▸ Records for processing
+-------+
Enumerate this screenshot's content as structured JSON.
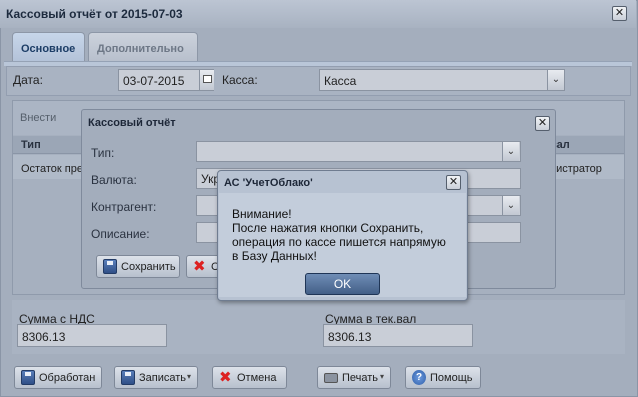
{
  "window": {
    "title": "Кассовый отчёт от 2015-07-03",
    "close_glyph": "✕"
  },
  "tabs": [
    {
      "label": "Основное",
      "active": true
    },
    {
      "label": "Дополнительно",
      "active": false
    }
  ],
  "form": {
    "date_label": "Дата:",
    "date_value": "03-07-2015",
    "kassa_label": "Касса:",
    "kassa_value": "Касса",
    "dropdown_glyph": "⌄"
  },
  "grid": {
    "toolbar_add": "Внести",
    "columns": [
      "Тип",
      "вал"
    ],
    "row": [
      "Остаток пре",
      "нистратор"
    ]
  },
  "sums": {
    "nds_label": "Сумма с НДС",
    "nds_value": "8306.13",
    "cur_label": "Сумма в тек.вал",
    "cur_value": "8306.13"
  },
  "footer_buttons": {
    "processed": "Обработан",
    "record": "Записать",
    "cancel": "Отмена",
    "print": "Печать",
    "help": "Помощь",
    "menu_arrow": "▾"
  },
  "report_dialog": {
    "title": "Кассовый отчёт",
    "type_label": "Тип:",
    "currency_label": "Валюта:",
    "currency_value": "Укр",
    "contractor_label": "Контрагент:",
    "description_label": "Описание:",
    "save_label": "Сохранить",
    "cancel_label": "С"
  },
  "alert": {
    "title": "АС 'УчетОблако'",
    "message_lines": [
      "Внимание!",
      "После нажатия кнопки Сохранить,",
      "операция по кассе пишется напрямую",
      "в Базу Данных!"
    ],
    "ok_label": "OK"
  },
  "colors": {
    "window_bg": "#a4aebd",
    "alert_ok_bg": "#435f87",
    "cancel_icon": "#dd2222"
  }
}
+-------+
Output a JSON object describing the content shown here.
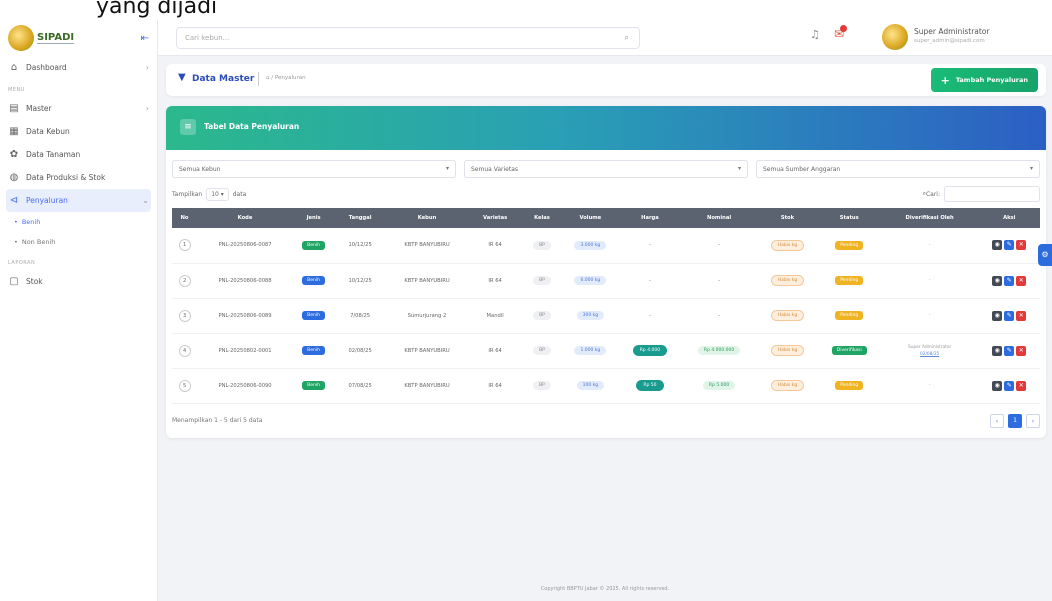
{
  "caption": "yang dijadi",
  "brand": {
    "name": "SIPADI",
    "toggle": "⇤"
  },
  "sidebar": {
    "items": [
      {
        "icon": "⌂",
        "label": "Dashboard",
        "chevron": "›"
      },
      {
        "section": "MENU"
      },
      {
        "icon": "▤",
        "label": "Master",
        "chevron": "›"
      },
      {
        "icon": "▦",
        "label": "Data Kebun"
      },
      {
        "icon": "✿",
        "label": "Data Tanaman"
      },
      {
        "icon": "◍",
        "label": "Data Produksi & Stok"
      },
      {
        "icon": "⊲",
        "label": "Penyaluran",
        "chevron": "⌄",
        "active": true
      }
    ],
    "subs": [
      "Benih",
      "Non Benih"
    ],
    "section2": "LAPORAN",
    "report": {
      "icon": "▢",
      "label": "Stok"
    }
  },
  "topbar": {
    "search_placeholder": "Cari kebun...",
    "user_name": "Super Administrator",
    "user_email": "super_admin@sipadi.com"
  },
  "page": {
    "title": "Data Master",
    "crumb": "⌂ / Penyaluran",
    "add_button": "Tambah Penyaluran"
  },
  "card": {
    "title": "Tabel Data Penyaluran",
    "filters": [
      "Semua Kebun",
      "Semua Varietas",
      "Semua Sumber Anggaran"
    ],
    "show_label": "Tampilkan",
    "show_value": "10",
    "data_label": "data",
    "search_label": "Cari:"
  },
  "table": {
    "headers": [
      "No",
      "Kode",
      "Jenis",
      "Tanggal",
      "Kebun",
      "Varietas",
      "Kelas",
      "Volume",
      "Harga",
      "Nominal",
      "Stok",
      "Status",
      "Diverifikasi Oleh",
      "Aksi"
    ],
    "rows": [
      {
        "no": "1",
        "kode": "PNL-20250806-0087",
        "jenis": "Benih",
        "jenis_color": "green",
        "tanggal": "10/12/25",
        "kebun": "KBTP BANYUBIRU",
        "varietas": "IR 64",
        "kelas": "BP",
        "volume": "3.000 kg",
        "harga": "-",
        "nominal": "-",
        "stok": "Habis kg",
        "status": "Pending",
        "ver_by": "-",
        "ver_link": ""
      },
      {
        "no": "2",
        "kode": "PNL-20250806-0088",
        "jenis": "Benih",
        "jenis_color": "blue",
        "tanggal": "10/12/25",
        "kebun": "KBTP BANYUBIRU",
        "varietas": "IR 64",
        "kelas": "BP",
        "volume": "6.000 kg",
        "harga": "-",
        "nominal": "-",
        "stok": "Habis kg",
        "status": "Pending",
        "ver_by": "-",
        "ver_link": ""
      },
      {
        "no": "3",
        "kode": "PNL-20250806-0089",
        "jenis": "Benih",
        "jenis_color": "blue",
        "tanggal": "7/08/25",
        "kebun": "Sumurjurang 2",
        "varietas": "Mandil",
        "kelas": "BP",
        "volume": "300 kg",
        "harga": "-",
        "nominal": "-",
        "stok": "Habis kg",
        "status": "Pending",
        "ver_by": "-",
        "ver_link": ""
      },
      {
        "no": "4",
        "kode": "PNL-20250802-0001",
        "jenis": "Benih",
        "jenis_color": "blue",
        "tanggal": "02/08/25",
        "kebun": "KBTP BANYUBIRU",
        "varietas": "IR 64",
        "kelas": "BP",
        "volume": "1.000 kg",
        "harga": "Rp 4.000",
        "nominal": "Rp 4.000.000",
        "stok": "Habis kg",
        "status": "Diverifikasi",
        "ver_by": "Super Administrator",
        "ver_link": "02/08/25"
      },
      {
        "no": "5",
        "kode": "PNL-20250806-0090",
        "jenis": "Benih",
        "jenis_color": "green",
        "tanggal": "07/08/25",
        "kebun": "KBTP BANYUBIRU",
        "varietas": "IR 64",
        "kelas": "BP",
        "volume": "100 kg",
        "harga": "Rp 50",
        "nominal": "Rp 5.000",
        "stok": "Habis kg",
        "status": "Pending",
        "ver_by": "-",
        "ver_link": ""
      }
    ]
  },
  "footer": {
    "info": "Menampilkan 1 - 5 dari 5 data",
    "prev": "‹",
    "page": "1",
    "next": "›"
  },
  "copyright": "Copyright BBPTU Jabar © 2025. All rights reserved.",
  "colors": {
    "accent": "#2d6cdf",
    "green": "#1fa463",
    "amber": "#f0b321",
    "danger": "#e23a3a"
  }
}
+-------+
Work out how many lines of the material above contain the word "отчёт", then give only that figure.

▸ Result of the task
2